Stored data
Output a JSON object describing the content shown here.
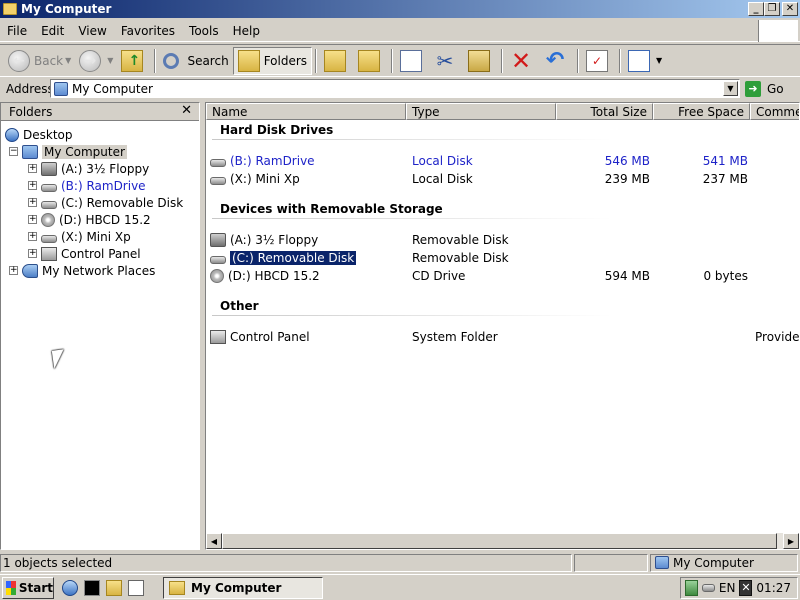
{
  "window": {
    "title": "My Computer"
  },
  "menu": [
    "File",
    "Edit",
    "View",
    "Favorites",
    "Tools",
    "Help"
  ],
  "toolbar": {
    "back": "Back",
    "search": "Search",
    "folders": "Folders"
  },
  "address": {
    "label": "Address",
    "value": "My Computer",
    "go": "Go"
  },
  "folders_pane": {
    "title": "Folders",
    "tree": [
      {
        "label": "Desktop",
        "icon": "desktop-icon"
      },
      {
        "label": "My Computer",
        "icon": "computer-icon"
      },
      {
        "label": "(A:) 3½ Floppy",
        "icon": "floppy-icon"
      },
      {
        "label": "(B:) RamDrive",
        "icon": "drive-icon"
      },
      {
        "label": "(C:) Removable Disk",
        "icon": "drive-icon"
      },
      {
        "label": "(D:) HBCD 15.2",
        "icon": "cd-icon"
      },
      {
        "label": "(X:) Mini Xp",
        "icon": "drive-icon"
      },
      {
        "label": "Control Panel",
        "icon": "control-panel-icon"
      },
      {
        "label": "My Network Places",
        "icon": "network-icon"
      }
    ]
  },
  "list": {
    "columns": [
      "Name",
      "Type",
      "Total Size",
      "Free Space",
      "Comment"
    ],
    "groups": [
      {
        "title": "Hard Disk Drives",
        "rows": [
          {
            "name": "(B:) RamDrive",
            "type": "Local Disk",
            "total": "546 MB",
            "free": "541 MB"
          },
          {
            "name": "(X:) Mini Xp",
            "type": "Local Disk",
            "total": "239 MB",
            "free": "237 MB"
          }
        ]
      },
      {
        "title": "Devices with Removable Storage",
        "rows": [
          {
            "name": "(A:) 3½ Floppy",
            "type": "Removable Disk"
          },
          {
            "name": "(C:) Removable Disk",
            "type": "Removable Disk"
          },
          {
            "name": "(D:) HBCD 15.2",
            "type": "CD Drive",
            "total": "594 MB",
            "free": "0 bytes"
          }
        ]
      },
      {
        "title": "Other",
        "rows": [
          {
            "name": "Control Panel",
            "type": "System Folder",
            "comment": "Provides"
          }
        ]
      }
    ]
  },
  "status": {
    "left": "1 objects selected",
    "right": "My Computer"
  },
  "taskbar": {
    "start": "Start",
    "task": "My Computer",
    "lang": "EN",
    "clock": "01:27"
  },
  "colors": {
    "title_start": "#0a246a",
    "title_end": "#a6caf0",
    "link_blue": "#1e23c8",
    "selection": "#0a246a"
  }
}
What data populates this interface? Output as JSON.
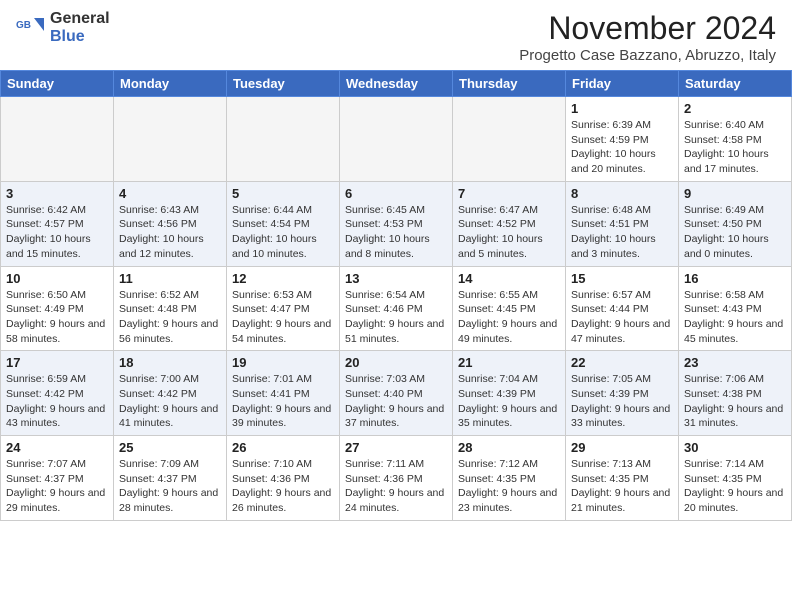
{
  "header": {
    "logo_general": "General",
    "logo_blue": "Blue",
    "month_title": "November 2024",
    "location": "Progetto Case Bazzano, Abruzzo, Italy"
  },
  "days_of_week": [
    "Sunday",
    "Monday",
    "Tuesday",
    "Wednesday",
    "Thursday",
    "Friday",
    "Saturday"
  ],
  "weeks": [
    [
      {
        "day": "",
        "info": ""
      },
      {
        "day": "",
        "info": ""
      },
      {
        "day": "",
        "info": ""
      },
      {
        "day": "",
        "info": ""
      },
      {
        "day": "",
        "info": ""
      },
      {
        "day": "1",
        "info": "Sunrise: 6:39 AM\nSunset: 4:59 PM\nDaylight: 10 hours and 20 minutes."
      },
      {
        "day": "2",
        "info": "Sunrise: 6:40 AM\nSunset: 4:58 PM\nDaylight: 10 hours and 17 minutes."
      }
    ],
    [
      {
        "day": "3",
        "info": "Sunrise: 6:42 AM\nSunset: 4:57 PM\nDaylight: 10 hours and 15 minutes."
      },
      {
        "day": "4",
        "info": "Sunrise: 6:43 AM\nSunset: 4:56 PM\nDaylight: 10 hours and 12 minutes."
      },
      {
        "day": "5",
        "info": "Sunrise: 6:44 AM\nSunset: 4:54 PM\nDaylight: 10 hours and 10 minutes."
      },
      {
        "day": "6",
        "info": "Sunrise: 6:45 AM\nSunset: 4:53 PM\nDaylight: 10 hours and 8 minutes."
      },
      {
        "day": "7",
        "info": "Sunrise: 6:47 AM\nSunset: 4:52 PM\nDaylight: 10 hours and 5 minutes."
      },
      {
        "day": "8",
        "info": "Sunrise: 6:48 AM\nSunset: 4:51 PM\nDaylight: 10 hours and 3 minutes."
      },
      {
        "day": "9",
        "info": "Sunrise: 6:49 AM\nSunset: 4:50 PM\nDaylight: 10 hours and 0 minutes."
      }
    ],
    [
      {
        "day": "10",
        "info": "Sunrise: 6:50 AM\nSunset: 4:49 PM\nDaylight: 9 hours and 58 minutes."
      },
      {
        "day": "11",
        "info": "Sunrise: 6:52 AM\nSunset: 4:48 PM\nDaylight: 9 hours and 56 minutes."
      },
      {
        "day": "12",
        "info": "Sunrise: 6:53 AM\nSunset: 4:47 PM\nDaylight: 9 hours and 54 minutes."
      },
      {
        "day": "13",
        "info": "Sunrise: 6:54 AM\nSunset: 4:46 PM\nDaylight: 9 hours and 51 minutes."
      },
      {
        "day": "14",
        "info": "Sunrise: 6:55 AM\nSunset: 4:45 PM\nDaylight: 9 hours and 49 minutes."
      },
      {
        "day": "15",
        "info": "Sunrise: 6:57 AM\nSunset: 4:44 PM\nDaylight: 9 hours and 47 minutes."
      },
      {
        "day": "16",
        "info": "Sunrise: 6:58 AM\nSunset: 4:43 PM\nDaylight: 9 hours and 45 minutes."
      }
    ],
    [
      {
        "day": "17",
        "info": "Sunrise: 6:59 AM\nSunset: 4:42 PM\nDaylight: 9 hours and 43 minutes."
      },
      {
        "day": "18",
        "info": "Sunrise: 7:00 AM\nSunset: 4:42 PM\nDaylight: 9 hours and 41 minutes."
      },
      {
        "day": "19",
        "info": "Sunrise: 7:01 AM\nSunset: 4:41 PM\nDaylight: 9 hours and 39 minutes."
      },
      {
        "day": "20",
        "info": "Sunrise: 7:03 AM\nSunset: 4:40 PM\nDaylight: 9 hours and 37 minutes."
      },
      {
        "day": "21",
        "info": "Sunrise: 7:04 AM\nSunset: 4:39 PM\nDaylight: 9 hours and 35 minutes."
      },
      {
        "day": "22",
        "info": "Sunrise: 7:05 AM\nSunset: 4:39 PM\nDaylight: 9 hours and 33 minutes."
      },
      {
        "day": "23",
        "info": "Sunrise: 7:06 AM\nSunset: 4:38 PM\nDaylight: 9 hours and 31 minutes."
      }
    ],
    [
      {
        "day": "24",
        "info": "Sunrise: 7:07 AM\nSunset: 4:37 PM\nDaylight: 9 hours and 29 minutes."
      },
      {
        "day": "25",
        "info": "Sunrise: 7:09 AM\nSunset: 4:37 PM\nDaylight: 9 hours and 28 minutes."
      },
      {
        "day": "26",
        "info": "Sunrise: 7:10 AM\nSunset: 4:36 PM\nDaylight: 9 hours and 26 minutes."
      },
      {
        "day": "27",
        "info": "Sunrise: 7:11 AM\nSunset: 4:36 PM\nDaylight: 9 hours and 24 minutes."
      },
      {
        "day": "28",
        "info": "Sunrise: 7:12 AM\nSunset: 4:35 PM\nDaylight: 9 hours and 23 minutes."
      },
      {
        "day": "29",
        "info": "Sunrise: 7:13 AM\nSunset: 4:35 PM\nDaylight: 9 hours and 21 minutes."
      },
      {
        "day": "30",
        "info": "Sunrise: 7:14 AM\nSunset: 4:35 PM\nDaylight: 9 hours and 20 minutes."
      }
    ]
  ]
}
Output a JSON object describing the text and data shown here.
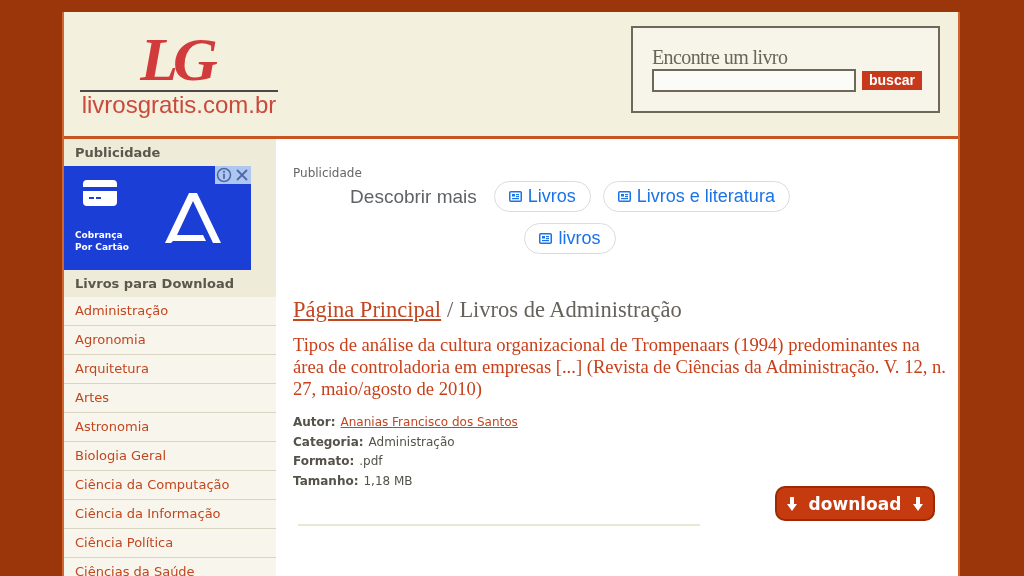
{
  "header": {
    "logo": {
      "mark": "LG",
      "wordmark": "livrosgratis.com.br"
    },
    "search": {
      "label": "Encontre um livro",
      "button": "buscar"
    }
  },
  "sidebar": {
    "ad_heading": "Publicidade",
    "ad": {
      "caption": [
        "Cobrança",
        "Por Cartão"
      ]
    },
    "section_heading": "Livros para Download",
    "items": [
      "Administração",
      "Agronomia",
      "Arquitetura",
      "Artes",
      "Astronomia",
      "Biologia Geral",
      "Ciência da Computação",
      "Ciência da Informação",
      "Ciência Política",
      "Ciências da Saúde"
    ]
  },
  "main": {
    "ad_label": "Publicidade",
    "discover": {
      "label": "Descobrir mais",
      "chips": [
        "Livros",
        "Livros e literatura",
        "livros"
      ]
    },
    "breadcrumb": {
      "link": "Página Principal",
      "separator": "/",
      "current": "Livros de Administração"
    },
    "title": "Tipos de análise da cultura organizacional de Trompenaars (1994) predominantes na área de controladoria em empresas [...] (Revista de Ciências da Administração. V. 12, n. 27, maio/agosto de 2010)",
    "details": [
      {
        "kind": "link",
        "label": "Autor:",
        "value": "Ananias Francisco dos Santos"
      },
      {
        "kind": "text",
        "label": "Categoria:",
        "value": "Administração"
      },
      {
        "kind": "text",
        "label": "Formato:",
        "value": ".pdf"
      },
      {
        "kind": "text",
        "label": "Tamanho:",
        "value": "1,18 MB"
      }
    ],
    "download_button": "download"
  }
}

**EXERCISE AIM:** Omit the pictures and print again exactly the lines from the one with "Output a JSON object describing the text" through the final line of the entries, both ends included.

**ANSWER FOR THIS EXERCISE:**
Output a JSON object describing the text and data shown here.
{
  "header": {
    "logo": {
      "mark": "LG",
      "wordmark": "livrosgratis.com.br"
    },
    "search": {
      "label": "Encontre um livro",
      "button": "buscar"
    }
  },
  "sidebar": {
    "ad_heading": "Publicidade",
    "ad": {
      "caption": [
        "Cobrança",
        "Por Cartão"
      ]
    },
    "section_heading": "Livros para Download",
    "items": [
      "Administração",
      "Agronomia",
      "Arquitetura",
      "Artes",
      "Astronomia",
      "Biologia Geral",
      "Ciência da Computação",
      "Ciência da Informação",
      "Ciência Política",
      "Ciências da Saúde"
    ]
  },
  "main": {
    "ad_label": "Publicidade",
    "discover": {
      "label": "Descobrir mais",
      "chips": [
        "Livros",
        "Livros e literatura",
        "livros"
      ]
    },
    "breadcrumb": {
      "link": "Página Principal",
      "separator": "/",
      "current": "Livros de Administração"
    },
    "title": "Tipos de análise da cultura organizacional de Trompenaars (1994) predominantes na área de controladoria em empresas [...] (Revista de Ciências da Administração. V. 12, n. 27, maio/agosto de 2010)",
    "details": [
      {
        "kind": "link",
        "label": "Autor:",
        "value": "Ananias Francisco dos Santos"
      },
      {
        "kind": "text",
        "label": "Categoria:",
        "value": "Administração"
      },
      {
        "kind": "text",
        "label": "Formato:",
        "value": ".pdf"
      },
      {
        "kind": "text",
        "label": "Tamanho:",
        "value": "1,18 MB"
      }
    ],
    "download_button": "download"
  }
}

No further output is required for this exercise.